» **Source material**:
^^^^^^^^

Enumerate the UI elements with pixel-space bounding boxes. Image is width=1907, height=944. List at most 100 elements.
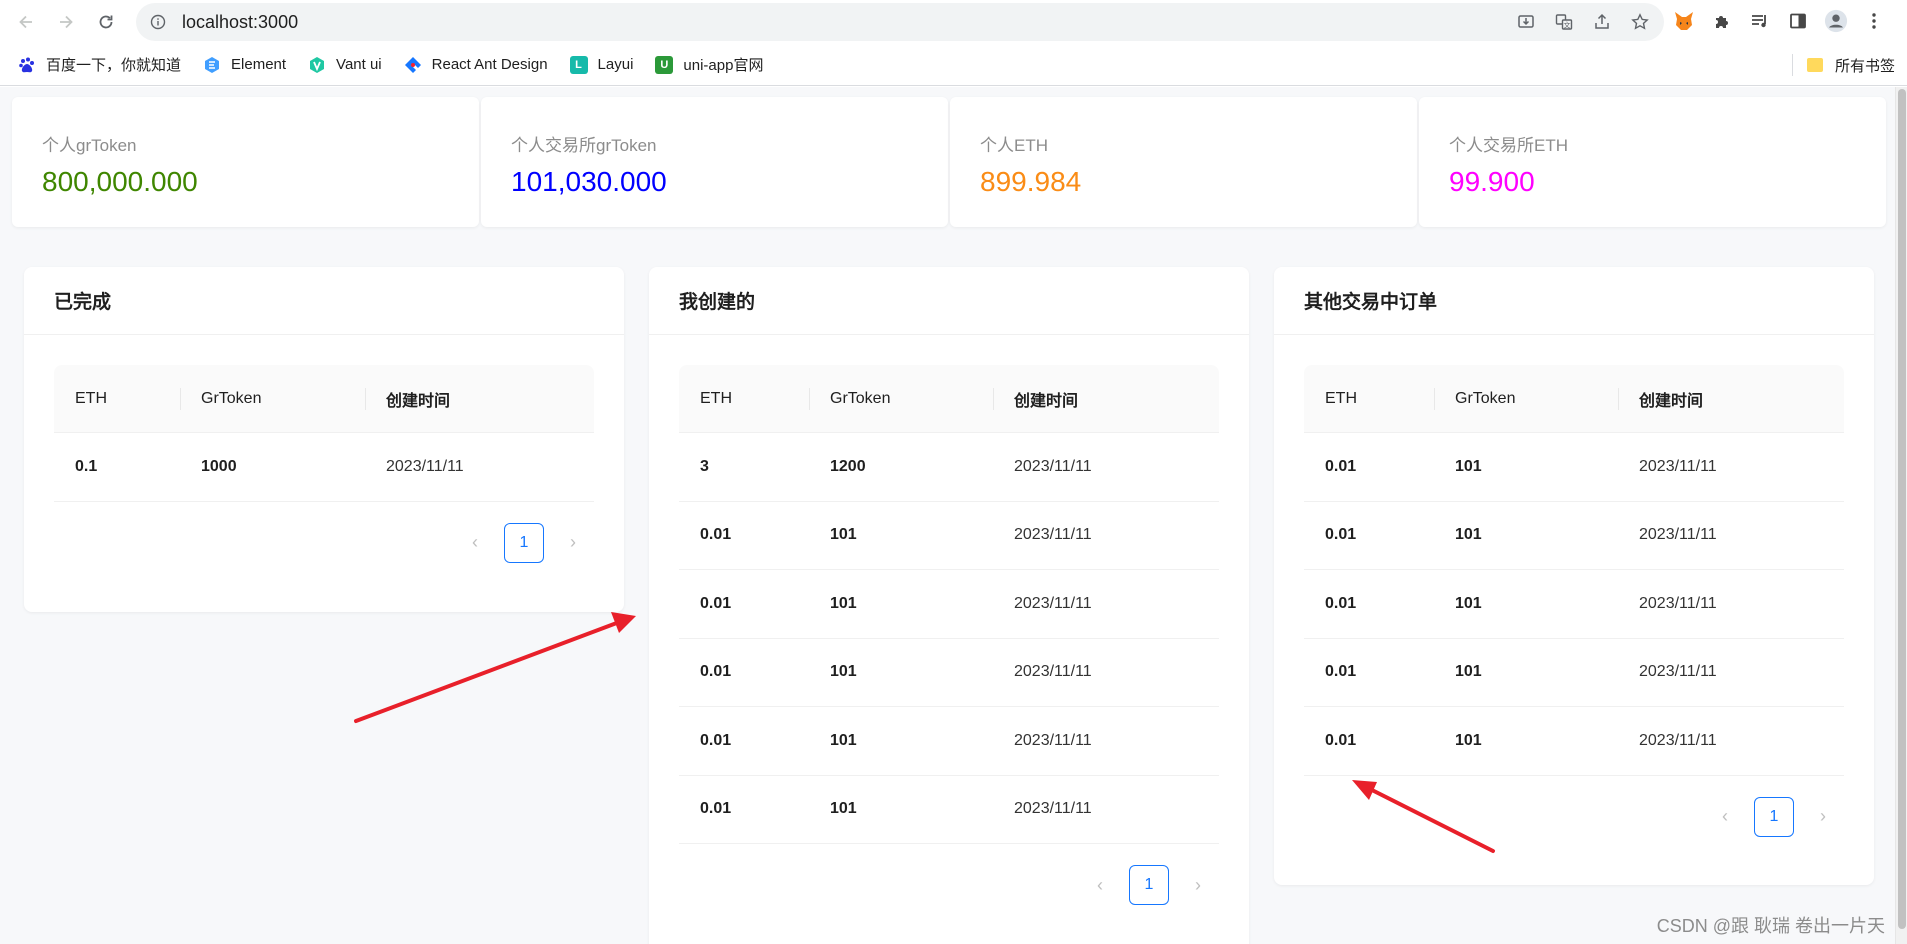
table-header: ETH GrToken 创建时间 [54, 365, 594, 433]
cell-grtoken: 1000 [180, 433, 365, 502]
stat-title: 个人交易所grToken [511, 136, 657, 155]
cell-created: 2023/11/11 [993, 433, 1219, 502]
cell-grtoken: 101 [1434, 707, 1618, 776]
prev-page-button[interactable]: ‹ [1714, 806, 1736, 827]
share-icon[interactable] [1592, 12, 1612, 32]
table-row: 0.01 101 2023/11/11 [1304, 639, 1844, 707]
translate-icon[interactable]: 文 [1554, 12, 1574, 32]
table-row: 0.01 101 2023/11/11 [679, 776, 1219, 844]
col-created: 创建时间 [993, 365, 1219, 433]
stat-title: 个人ETH [980, 136, 1048, 155]
cell-created: 2023/11/11 [993, 707, 1219, 776]
col-created: 创建时间 [1618, 365, 1844, 433]
arrow-left-icon [19, 15, 32, 29]
baidu-icon [18, 56, 36, 74]
prev-page-button[interactable]: ‹ [464, 532, 486, 553]
table-row: 0.01 101 2023/11/11 [679, 570, 1219, 639]
cell-created: 2023/11/11 [1618, 707, 1844, 776]
folder-icon [1806, 58, 1823, 72]
cell-eth: 0.01 [679, 776, 809, 844]
bookmark-ant-design[interactable]: React Ant Design [404, 56, 548, 74]
cell-grtoken: 101 [809, 570, 993, 639]
page-1-button[interactable]: 1 [504, 522, 544, 563]
address-bar[interactable]: localhost:3000 文 [136, 3, 1664, 41]
install-app-icon[interactable] [1516, 12, 1536, 32]
stat-title: 个人交易所ETH [1449, 136, 1568, 155]
card-done: 已完成 ETH GrToken 创建时间 0.1 1000 2023/11/11 [24, 267, 624, 612]
next-page-button[interactable]: › [1812, 806, 1834, 827]
cell-eth: 0.1 [54, 433, 180, 502]
bookmark-label: React Ant Design [431, 56, 548, 73]
page-scrollbar[interactable] [1895, 87, 1907, 944]
cell-eth: 0.01 [1304, 570, 1434, 639]
bookmark-label: uni-app官网 [683, 57, 764, 74]
page-1-button[interactable]: 1 [1754, 796, 1794, 837]
orders-table: ETH GrToken 创建时间 0.01 101 2023/11/11 0.0… [1304, 365, 1844, 776]
stat-card-exchange-grtoken: 个人交易所grToken 101,030.000 [481, 97, 948, 227]
cell-eth: 0.01 [1304, 639, 1434, 707]
stat-title: 个人grToken [42, 136, 137, 155]
col-eth: ETH [1304, 365, 1434, 433]
bookmark-uniapp[interactable]: U uni-app官网 [655, 54, 763, 75]
profile-avatar-icon[interactable] [1824, 8, 1848, 34]
back-button[interactable] [8, 4, 44, 40]
bookmark-element[interactable]: Element [203, 56, 286, 74]
page-1-button[interactable]: 1 [1129, 865, 1169, 905]
bookmark-vant[interactable]: Vant ui [308, 56, 382, 74]
scrollbar-thumb[interactable] [1898, 89, 1906, 929]
stats-row: 个人grToken 800,000.000 个人交易所grToken 101,0… [12, 97, 1886, 227]
card-title: 我创建的 [649, 267, 1249, 335]
browser-toolbar: localhost:3000 文 [0, 0, 1907, 44]
all-bookmarks-label: 所有书签 [1834, 57, 1895, 75]
site-info-icon[interactable] [150, 14, 166, 30]
bookmark-star-icon[interactable] [1630, 12, 1650, 32]
more-menu-icon[interactable] [1862, 8, 1886, 34]
bookmarks-bar: 百度一下，你就知道 Element Vant ui React Ant Desi… [0, 44, 1907, 86]
pagination: ‹ 1 › [679, 844, 1219, 926]
cell-eth: 3 [679, 433, 809, 502]
cell-created: 2023/11/11 [1618, 639, 1844, 707]
metamask-fox-icon[interactable] [1672, 8, 1696, 34]
reload-icon [99, 15, 113, 29]
table-header: ETH GrToken 创建时间 [679, 365, 1219, 433]
cell-grtoken: 101 [1434, 570, 1618, 639]
bookmark-label: Element [231, 56, 287, 73]
media-queue-icon[interactable] [1748, 8, 1772, 34]
cell-created: 2023/11/11 [365, 433, 594, 502]
cell-eth: 0.01 [679, 570, 809, 639]
cell-grtoken: 101 [1434, 433, 1618, 502]
cell-eth: 0.01 [679, 707, 809, 776]
card-title: 其他交易中订单 [1274, 267, 1874, 335]
next-page-button[interactable]: › [562, 532, 584, 553]
forward-button[interactable] [48, 4, 84, 40]
prev-page-button[interactable]: ‹ [1089, 875, 1111, 896]
table-row: 0.01 101 2023/11/11 [1304, 502, 1844, 570]
arrow-right-icon [60, 15, 73, 29]
cell-eth: 0.01 [679, 639, 809, 707]
cell-created: 2023/11/11 [1618, 570, 1844, 639]
bookmark-label: 百度一下，你就知道 [46, 57, 182, 74]
col-eth: ETH [54, 365, 180, 433]
cell-grtoken: 101 [1434, 639, 1618, 707]
bookmark-layui[interactable]: L Layui [569, 55, 633, 74]
next-page-button[interactable]: › [1187, 875, 1209, 896]
cell-created: 2023/11/11 [993, 776, 1219, 844]
element-icon [203, 56, 221, 74]
reload-button[interactable] [88, 4, 124, 40]
all-bookmarks[interactable]: 所有书签 [1791, 44, 1895, 86]
cell-eth: 0.01 [679, 502, 809, 570]
col-grtoken: GrToken [180, 365, 365, 433]
stat-card-personal-eth: 个人ETH 899.984 [950, 97, 1417, 227]
table-row: 0.01 101 2023/11/11 [679, 639, 1219, 707]
watermark: CSDN @跟 耿瑞 卷出一片天 [1656, 916, 1885, 936]
extensions-puzzle-icon[interactable] [1710, 8, 1734, 34]
bookmark-baidu[interactable]: 百度一下，你就知道 [18, 54, 181, 75]
orders-table: ETH GrToken 创建时间 3 1200 2023/11/11 0.01 … [679, 365, 1219, 844]
cell-created: 2023/11/11 [1618, 502, 1844, 570]
col-grtoken: GrToken [809, 365, 993, 433]
table-row: 3 1200 2023/11/11 [679, 433, 1219, 502]
side-panel-icon[interactable] [1786, 8, 1810, 34]
bookmark-label: Vant ui [336, 56, 382, 73]
cell-grtoken: 101 [809, 707, 993, 776]
cell-created: 2023/11/11 [993, 639, 1219, 707]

^^^^^^^^

» **Given instruction**: Switch every "cell-created" in the listing above to "cell-date", keep everything else the same, and leave out the pictures.

» **In response**:
Enumerate the UI elements with pixel-space bounding boxes. Image is width=1907, height=944. List at most 100 elements.
table-header: ETH GrToken 创建时间 [54, 365, 594, 433]
cell-grtoken: 1000 [180, 433, 365, 502]
stat-title: 个人交易所grToken [511, 136, 657, 155]
cell-date: 2023/11/11 [993, 433, 1219, 502]
cell-grtoken: 101 [1434, 707, 1618, 776]
prev-page-button[interactable]: ‹ [1714, 806, 1736, 827]
share-icon[interactable] [1592, 12, 1612, 32]
table-row: 0.01 101 2023/11/11 [1304, 639, 1844, 707]
translate-icon[interactable]: 文 [1554, 12, 1574, 32]
table-row: 0.01 101 2023/11/11 [679, 776, 1219, 844]
col-created: 创建时间 [993, 365, 1219, 433]
stat-title: 个人ETH [980, 136, 1048, 155]
cell-date: 2023/11/11 [993, 707, 1219, 776]
col-created: 创建时间 [1618, 365, 1844, 433]
arrow-left-icon [19, 15, 32, 29]
baidu-icon [18, 56, 36, 74]
prev-page-button[interactable]: ‹ [464, 532, 486, 553]
table-row: 0.01 101 2023/11/11 [679, 570, 1219, 639]
cell-date: 2023/11/11 [1618, 707, 1844, 776]
folder-icon [1806, 58, 1823, 72]
cell-eth: 0.01 [679, 776, 809, 844]
bookmark-ant-design[interactable]: React Ant Design [404, 56, 548, 74]
cell-grtoken: 101 [809, 570, 993, 639]
page-1-button[interactable]: 1 [504, 522, 544, 563]
address-bar[interactable]: localhost:3000 文 [136, 3, 1664, 41]
install-app-icon[interactable] [1516, 12, 1536, 32]
stat-title: 个人交易所ETH [1449, 136, 1568, 155]
card-done: 已完成 ETH GrToken 创建时间 0.1 1000 2023/11/11 [24, 267, 624, 612]
next-page-button[interactable]: › [1812, 806, 1834, 827]
cell-eth: 0.1 [54, 433, 180, 502]
bookmark-label: React Ant Design [431, 56, 548, 73]
page-scrollbar[interactable] [1895, 87, 1907, 944]
cell-eth: 0.01 [1304, 570, 1434, 639]
bookmark-label: uni-app官网 [683, 57, 764, 74]
page-1-button[interactable]: 1 [1754, 796, 1794, 837]
orders-table: ETH GrToken 创建时间 0.01 101 2023/11/11 0.0… [1304, 365, 1844, 776]
stat-card-exchange-grtoken: 个人交易所grToken 101,030.000 [481, 97, 948, 227]
cell-eth: 0.01 [1304, 639, 1434, 707]
stat-title: 个人grToken [42, 136, 137, 155]
col-eth: ETH [1304, 365, 1434, 433]
bookmark-uniapp[interactable]: U uni-app官网 [655, 54, 763, 75]
profile-avatar-icon[interactable] [1824, 8, 1848, 34]
back-button[interactable] [8, 4, 44, 40]
bookmark-element[interactable]: Element [203, 56, 286, 74]
page-1-button[interactable]: 1 [1129, 865, 1169, 905]
bookmark-vant[interactable]: Vant ui [308, 56, 382, 74]
scrollbar-thumb[interactable] [1898, 89, 1906, 929]
stats-row: 个人grToken 800,000.000 个人交易所grToken 101,0… [12, 97, 1886, 227]
card-title: 我创建的 [649, 267, 1249, 335]
browser-toolbar: localhost:3000 文 [0, 0, 1907, 44]
all-bookmarks-label: 所有书签 [1834, 57, 1895, 75]
site-info-icon[interactable] [150, 14, 166, 30]
bookmark-star-icon[interactable] [1630, 12, 1650, 32]
more-menu-icon[interactable] [1862, 8, 1886, 34]
bookmarks-bar: 百度一下，你就知道 Element Vant ui React Ant Desi… [0, 44, 1907, 86]
pagination: ‹ 1 › [679, 844, 1219, 926]
cell-eth: 3 [679, 433, 809, 502]
cell-date: 2023/11/11 [1618, 639, 1844, 707]
metamask-fox-icon[interactable] [1672, 8, 1696, 34]
reload-icon [99, 15, 113, 29]
table-header: ETH GrToken 创建时间 [679, 365, 1219, 433]
cell-grtoken: 101 [1434, 570, 1618, 639]
bookmark-label: Element [231, 56, 287, 73]
media-queue-icon[interactable] [1748, 8, 1772, 34]
cell-date: 2023/11/11 [365, 433, 594, 502]
cell-eth: 0.01 [679, 570, 809, 639]
cell-grtoken: 101 [1434, 433, 1618, 502]
cell-eth: 0.01 [679, 707, 809, 776]
card-title: 其他交易中订单 [1274, 267, 1874, 335]
next-page-button[interactable]: › [562, 532, 584, 553]
forward-button[interactable] [48, 4, 84, 40]
prev-page-button[interactable]: ‹ [1089, 875, 1111, 896]
table-row: 0.01 101 2023/11/11 [1304, 502, 1844, 570]
arrow-right-icon [60, 15, 73, 29]
cell-eth: 0.01 [679, 639, 809, 707]
cell-date: 2023/11/11 [1618, 570, 1844, 639]
bookmark-label: 百度一下，你就知道 [46, 57, 182, 74]
col-eth: ETH [54, 365, 180, 433]
cell-grtoken: 101 [1434, 639, 1618, 707]
bookmark-layui[interactable]: L Layui [569, 55, 633, 74]
next-page-button[interactable]: › [1187, 875, 1209, 896]
cell-date: 2023/11/11 [993, 776, 1219, 844]
element-icon [203, 56, 221, 74]
reload-button[interactable] [88, 4, 124, 40]
all-bookmarks[interactable]: 所有书签 [1791, 44, 1895, 86]
cell-eth: 0.01 [679, 502, 809, 570]
col-grtoken: GrToken [180, 365, 365, 433]
stat-card-personal-eth: 个人ETH 899.984 [950, 97, 1417, 227]
table-row: 0.01 101 2023/11/11 [679, 639, 1219, 707]
watermark: CSDN @跟 耿瑞 卷出一片天 [1656, 916, 1885, 936]
extensions-puzzle-icon[interactable] [1710, 8, 1734, 34]
bookmark-baidu[interactable]: 百度一下，你就知道 [18, 54, 181, 75]
orders-table: ETH GrToken 创建时间 3 1200 2023/11/11 0.01 … [679, 365, 1219, 844]
cell-date: 2023/11/11 [1618, 502, 1844, 570]
col-grtoken: GrToken [809, 365, 993, 433]
table-row: 3 1200 2023/11/11 [679, 433, 1219, 502]
side-panel-icon[interactable] [1786, 8, 1810, 34]
bookmark-label: Vant ui [336, 56, 382, 73]
cell-grtoken: 101 [809, 707, 993, 776]
cell-date: 2023/11/11 [993, 639, 1219, 707]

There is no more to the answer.